_AIM_
All lines in the data bearing the string "JSON" should be identified and copied.

_TASK DATA_
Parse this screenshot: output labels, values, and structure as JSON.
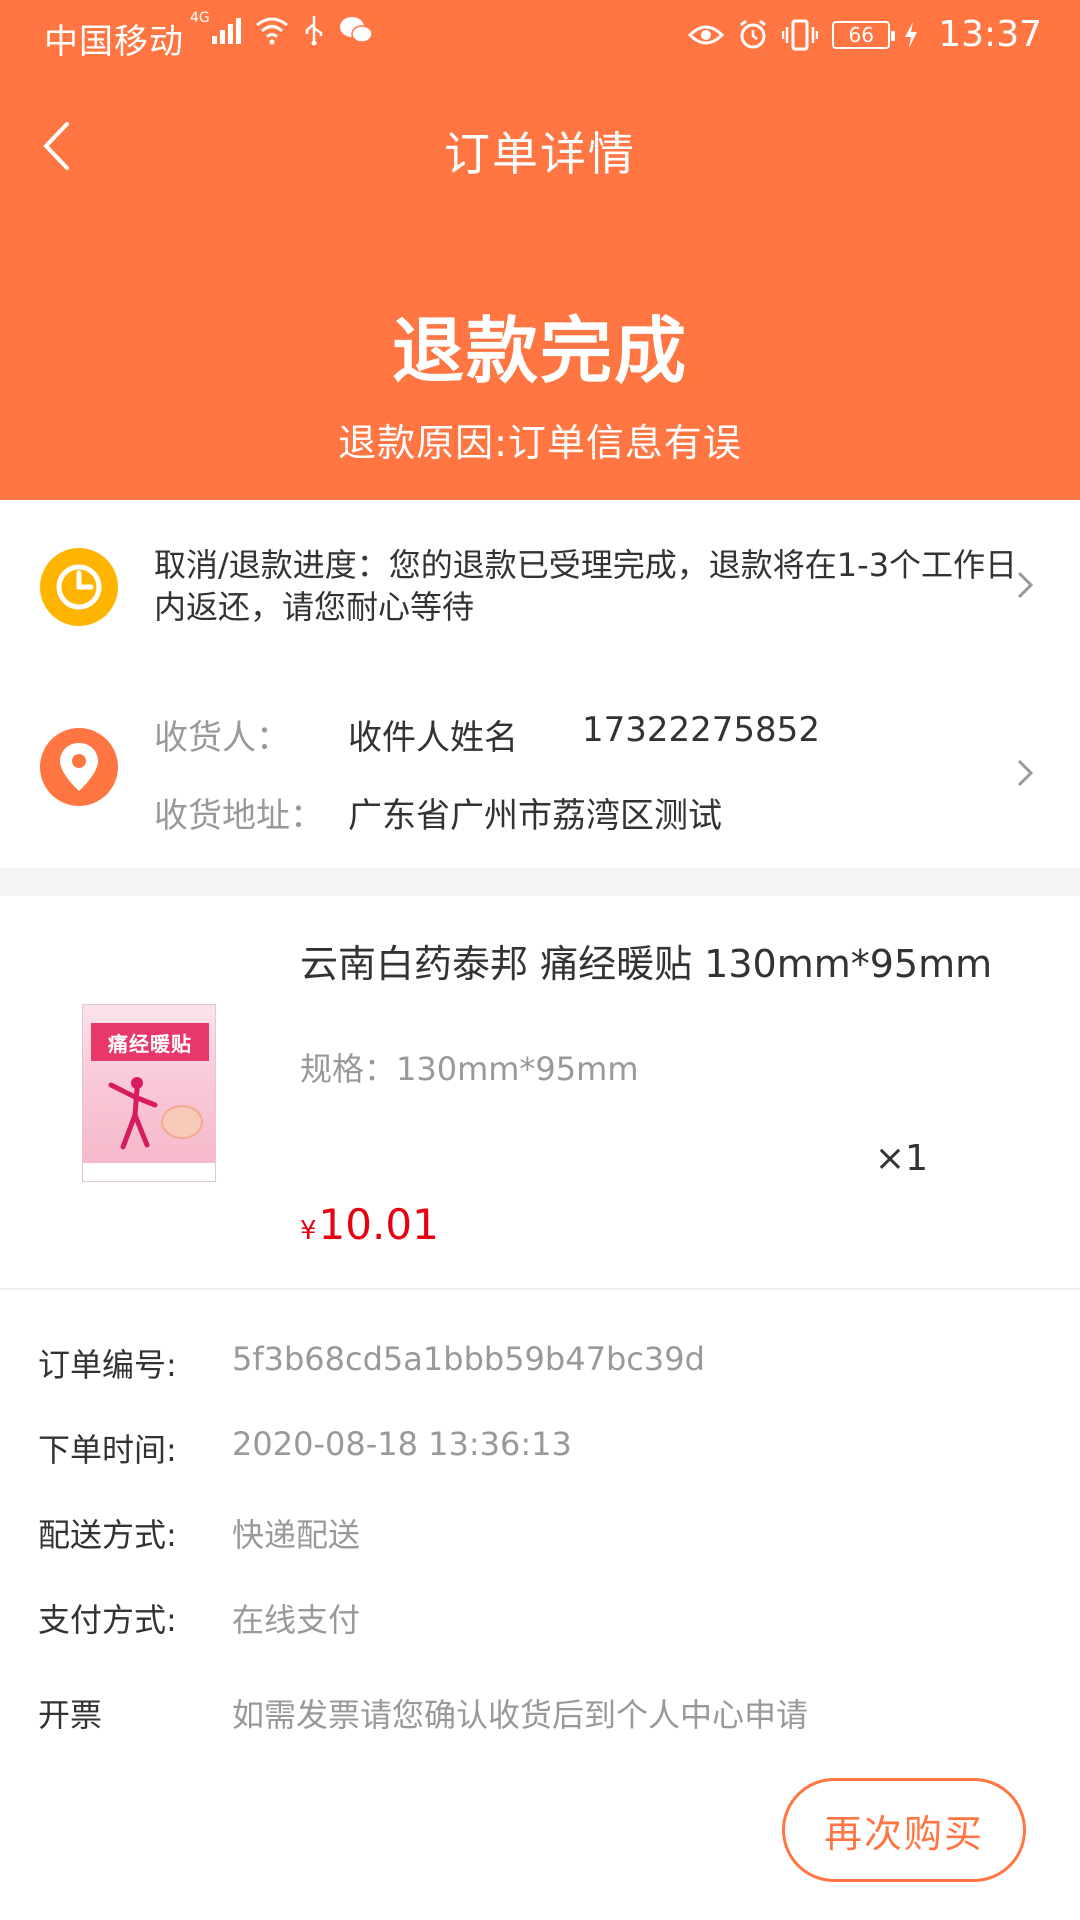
{
  "status_bar": {
    "carrier": "中国移动",
    "network": "4G",
    "battery": "66",
    "time": "13:37"
  },
  "nav": {
    "title": "订单详情"
  },
  "order_status": {
    "title": "退款完成",
    "reason": "退款原因:订单信息有误"
  },
  "progress": {
    "text": "取消/退款进度：您的退款已受理完成，退款将在1-3个工作日内返还，请您耐心等待"
  },
  "address": {
    "receiver_label": "收货人：",
    "receiver_name": "收件人姓名",
    "receiver_phone": "17322275852",
    "address_label": "收货地址：",
    "address": "广东省广州市荔湾区测试"
  },
  "product": {
    "name": "云南白药泰邦 痛经暖贴 130mm*95mm",
    "spec": "规格：130mm*95mm",
    "quantity": "×1",
    "currency": "¥",
    "price": "10.01",
    "image_text": "痛经暖贴"
  },
  "info": [
    {
      "label": "订单编号:",
      "value": "5f3b68cd5a1bbb59b47bc39d"
    },
    {
      "label": "下单时间:",
      "value": "2020-08-18 13:36:13"
    },
    {
      "label": "配送方式:",
      "value": "快递配送"
    },
    {
      "label": "支付方式:",
      "value": "在线支付"
    },
    {
      "label": "开票",
      "value": "如需发票请您确认收货后到个人中心申请"
    }
  ],
  "actions": {
    "rebuy": "再次购买"
  },
  "colors": {
    "brand": "#FF7643",
    "price": "#E60012",
    "progress_icon": "#FFB400",
    "location_icon": "#FF7643"
  }
}
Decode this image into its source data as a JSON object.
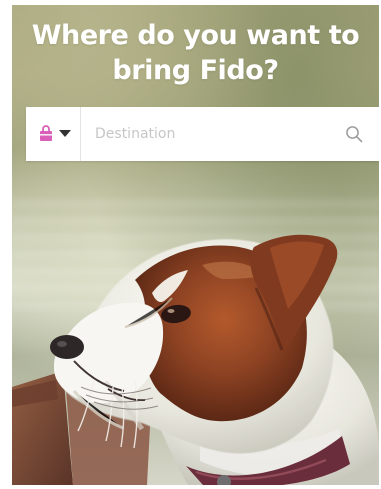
{
  "page": {
    "heading": "Where do you want to bring Fido?"
  },
  "search": {
    "category_icon": "shopping-bag-icon",
    "category_dropdown_icon": "chevron-down-icon",
    "placeholder": "Destination",
    "search_icon": "search-icon"
  },
  "hero": {
    "image_icon": "dog-photo"
  },
  "colors": {
    "text": "#ffffff",
    "bag_icon": "#d95fb8",
    "placeholder": "#c6c6c6",
    "search_icon": "#9d9d9d",
    "search_background": "#ffffff"
  }
}
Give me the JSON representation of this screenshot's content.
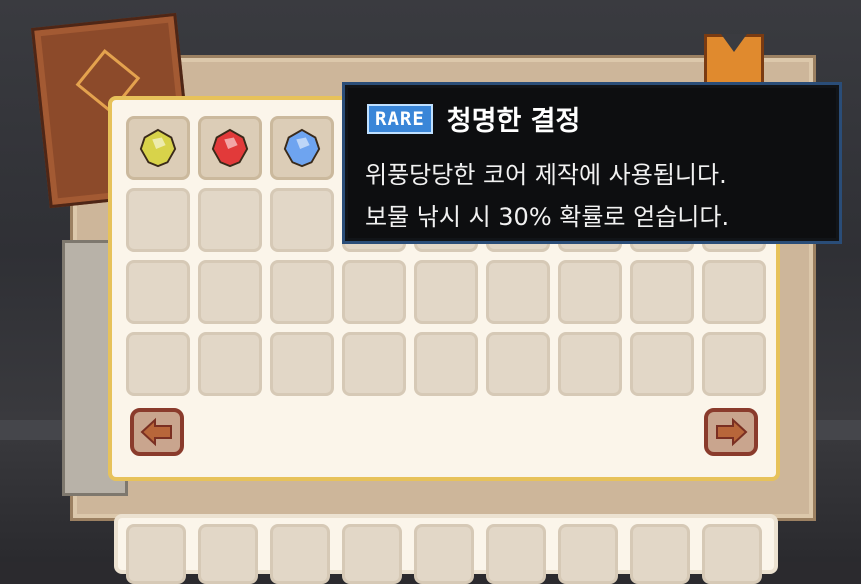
{
  "tooltip": {
    "rarity": "RARE",
    "title": "청명한 결정",
    "description": [
      "위풍당당한 코어 제작에 사용됩니다.",
      "보물 낚시 시 30% 확률로 얻습니다."
    ],
    "rarity_color": "#3a86d8"
  },
  "inventory": {
    "rows": 4,
    "cols": 9,
    "items": [
      {
        "slot": 0,
        "icon": "yellow-crystal-icon",
        "color": "#d8d34a"
      },
      {
        "slot": 1,
        "icon": "red-crystal-icon",
        "color": "#e23a3a"
      },
      {
        "slot": 2,
        "icon": "blue-crystal-icon",
        "color": "#6ea4f0"
      }
    ]
  },
  "nav": {
    "prev_icon": "arrow-left-icon",
    "next_icon": "arrow-right-icon"
  },
  "colors": {
    "panel_border": "#e7c25a",
    "arrow_border": "#8a3b2c"
  }
}
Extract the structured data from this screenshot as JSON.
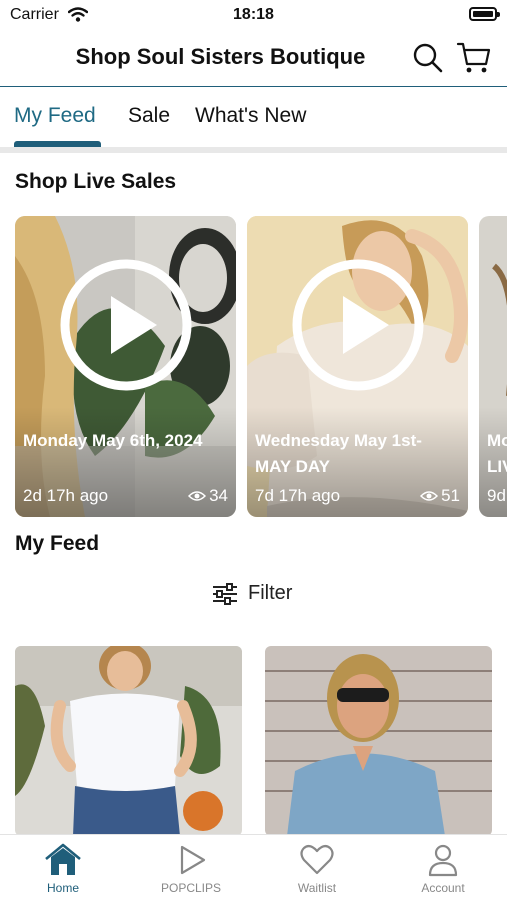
{
  "status_bar": {
    "carrier": "Carrier",
    "time": "18:18"
  },
  "header": {
    "title": "Shop Soul Sisters Boutique",
    "icons": [
      "search-icon",
      "cart-icon"
    ]
  },
  "tabs": [
    {
      "label": "My Feed",
      "active": true
    },
    {
      "label": "Sale",
      "active": false
    },
    {
      "label": "What's New",
      "active": false
    }
  ],
  "live_sales": {
    "title": "Shop Live Sales",
    "cards": [
      {
        "caption": "Monday May 6th, 2024",
        "ago": "2d 17h ago",
        "views": "34"
      },
      {
        "caption": "Wednesday May 1st- MAY DAY",
        "ago": "7d 17h ago",
        "views": "51"
      },
      {
        "caption": "Mo LIV",
        "ago": "9d"
      }
    ]
  },
  "feed": {
    "title": "My Feed",
    "filter_label": "Filter"
  },
  "tab_bar": [
    {
      "label": "Home",
      "icon": "home-icon",
      "active": true
    },
    {
      "label": "POPCLIPS",
      "icon": "play-icon",
      "active": false
    },
    {
      "label": "Waitlist",
      "icon": "heart-icon",
      "active": false
    },
    {
      "label": "Account",
      "icon": "person-icon",
      "active": false
    }
  ],
  "colors": {
    "accent": "#1f5e7a",
    "inactive": "#888888"
  }
}
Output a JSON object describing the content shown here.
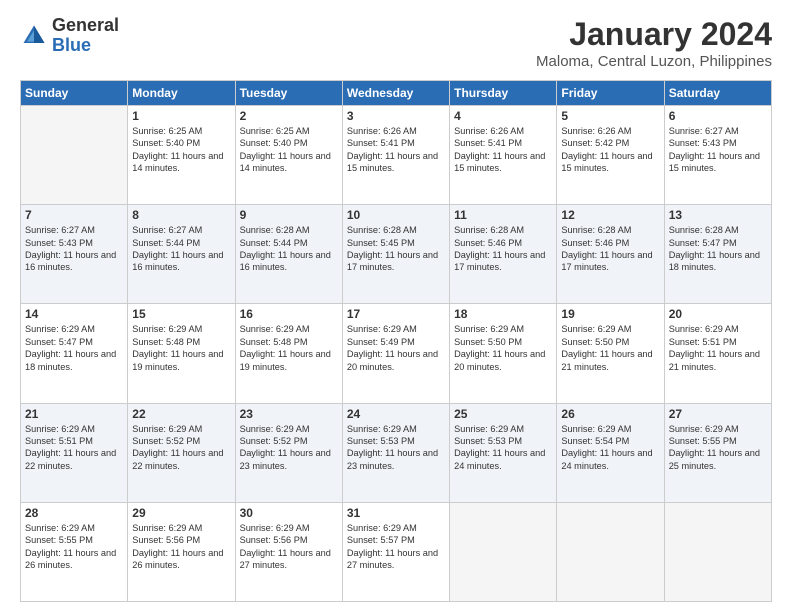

_CORRECT RESPONSE_
Parse this screenshot: output labels, values, and structure as JSON.
Decode this image into its source data as a JSON object.
Give me the JSON representation of this screenshot's content.
Extract the structured data from this screenshot as JSON.
Output a JSON object describing the content shown here.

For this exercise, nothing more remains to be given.